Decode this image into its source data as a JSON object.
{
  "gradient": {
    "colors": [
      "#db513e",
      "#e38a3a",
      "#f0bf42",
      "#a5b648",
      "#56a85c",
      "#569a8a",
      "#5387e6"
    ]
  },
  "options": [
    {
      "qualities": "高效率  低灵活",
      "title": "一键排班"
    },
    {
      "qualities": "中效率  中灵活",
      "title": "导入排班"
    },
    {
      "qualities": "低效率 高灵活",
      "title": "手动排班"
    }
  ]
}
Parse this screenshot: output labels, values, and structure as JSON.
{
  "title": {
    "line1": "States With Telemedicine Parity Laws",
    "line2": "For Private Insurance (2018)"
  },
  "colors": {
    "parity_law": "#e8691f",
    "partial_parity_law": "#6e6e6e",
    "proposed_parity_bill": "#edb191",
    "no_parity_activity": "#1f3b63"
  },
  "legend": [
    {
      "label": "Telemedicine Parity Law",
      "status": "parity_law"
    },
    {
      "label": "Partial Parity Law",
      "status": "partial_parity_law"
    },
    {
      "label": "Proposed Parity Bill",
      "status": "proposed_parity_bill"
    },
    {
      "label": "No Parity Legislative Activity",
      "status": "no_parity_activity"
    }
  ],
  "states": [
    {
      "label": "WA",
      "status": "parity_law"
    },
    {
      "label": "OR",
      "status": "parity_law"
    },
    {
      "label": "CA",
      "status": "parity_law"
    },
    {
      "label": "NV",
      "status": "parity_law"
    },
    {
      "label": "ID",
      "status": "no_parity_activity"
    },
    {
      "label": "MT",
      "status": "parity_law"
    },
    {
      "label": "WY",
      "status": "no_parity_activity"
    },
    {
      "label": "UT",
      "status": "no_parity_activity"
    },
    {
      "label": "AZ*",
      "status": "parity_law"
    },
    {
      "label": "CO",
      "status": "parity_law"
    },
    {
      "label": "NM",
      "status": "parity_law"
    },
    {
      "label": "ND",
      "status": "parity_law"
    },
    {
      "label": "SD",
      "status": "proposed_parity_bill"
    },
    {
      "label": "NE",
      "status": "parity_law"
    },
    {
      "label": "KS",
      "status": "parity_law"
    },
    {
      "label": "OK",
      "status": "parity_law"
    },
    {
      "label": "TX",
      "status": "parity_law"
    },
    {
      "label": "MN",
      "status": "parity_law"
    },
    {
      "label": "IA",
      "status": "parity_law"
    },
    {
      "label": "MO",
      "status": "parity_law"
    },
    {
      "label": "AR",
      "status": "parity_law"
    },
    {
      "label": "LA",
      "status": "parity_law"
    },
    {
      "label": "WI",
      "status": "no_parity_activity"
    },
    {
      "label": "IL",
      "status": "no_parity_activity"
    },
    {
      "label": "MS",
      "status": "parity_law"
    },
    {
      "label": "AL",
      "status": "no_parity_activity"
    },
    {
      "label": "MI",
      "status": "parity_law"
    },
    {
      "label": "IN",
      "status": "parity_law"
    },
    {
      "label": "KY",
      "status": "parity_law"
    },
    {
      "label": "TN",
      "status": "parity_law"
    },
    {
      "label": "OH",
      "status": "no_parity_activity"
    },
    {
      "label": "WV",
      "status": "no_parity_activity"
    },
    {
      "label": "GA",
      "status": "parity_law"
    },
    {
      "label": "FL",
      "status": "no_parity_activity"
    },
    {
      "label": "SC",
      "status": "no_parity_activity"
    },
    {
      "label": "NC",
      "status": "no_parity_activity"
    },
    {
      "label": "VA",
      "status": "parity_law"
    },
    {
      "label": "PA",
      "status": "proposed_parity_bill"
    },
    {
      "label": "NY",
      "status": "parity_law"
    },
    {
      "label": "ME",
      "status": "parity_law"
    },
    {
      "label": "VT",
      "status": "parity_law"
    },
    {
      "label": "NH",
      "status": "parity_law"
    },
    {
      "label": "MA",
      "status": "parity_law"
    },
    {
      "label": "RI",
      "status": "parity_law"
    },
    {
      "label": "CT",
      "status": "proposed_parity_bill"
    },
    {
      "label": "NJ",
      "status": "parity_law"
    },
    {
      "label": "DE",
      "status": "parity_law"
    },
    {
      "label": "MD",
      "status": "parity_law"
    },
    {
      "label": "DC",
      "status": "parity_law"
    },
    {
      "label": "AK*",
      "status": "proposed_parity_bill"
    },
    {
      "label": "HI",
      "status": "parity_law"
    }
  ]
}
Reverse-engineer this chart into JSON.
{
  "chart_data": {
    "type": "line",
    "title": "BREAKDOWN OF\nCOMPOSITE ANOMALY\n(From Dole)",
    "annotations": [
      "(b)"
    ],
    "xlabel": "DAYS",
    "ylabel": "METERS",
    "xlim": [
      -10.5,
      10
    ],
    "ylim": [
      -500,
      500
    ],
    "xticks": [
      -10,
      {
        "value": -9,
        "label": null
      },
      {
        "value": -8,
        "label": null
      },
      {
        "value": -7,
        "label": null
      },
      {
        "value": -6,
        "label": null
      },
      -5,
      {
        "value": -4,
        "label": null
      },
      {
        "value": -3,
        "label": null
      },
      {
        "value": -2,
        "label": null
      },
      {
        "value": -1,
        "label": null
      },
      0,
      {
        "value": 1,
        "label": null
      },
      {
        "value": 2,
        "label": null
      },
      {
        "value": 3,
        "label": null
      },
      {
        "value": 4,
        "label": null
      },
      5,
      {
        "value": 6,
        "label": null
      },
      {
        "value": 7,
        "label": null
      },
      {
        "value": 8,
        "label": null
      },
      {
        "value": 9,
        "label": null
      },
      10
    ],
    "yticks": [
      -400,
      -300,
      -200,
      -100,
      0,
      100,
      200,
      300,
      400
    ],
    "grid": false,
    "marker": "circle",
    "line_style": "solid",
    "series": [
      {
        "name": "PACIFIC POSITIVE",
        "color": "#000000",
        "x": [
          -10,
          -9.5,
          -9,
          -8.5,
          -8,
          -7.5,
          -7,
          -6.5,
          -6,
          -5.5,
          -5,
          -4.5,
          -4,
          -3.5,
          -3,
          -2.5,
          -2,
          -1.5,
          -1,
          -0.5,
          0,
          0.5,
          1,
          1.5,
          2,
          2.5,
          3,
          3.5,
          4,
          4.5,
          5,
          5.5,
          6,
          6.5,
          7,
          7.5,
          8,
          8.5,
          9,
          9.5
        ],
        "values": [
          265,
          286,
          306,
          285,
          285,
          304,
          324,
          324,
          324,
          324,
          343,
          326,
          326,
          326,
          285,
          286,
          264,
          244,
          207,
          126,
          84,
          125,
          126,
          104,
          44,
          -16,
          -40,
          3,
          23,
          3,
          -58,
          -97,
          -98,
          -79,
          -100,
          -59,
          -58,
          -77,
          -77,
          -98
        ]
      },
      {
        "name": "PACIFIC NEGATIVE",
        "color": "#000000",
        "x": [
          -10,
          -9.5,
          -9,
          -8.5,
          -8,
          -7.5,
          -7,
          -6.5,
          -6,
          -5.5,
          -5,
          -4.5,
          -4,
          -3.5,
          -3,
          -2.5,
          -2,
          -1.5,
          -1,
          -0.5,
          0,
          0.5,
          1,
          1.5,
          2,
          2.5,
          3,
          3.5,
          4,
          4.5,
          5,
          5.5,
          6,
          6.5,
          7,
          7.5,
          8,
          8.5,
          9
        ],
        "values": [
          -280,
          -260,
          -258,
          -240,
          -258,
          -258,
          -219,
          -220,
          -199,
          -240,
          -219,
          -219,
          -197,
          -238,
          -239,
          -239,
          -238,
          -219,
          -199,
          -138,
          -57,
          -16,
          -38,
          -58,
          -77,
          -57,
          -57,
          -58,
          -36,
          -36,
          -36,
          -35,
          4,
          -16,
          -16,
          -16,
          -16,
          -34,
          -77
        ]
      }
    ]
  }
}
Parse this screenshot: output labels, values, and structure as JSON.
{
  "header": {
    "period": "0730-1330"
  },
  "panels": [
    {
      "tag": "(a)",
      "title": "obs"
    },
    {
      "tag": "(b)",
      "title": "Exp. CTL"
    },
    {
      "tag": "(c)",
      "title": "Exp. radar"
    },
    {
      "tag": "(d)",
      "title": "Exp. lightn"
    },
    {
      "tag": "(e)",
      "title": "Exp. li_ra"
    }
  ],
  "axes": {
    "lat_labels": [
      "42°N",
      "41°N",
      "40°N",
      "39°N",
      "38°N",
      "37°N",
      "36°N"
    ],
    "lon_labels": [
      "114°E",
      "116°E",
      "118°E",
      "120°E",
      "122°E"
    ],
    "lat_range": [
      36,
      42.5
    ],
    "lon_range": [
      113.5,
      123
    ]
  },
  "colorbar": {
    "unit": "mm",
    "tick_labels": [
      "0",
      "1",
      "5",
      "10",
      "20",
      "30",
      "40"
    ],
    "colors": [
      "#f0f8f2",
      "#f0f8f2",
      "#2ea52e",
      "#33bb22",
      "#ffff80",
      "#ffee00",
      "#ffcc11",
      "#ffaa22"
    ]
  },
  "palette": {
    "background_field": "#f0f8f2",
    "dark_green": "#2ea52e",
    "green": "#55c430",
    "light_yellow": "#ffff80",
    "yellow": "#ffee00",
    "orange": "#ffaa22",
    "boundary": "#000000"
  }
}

※

* _Task to complete_: Pick out the lines containing the word "title" and show them.

* _Worked solution_:
      "title": "一键排班"
      "title": "导入排班"
      "title": "手动排班"
  "title": {
    "title": "BREAKDOWN OF\nCOMPOSITE ANOMALY\n(From Dole)",
      "title": "obs"
      "title": "Exp. CTL"
      "title": "Exp. radar"
      "title": "Exp. lightn"
      "title": "Exp. li_ra"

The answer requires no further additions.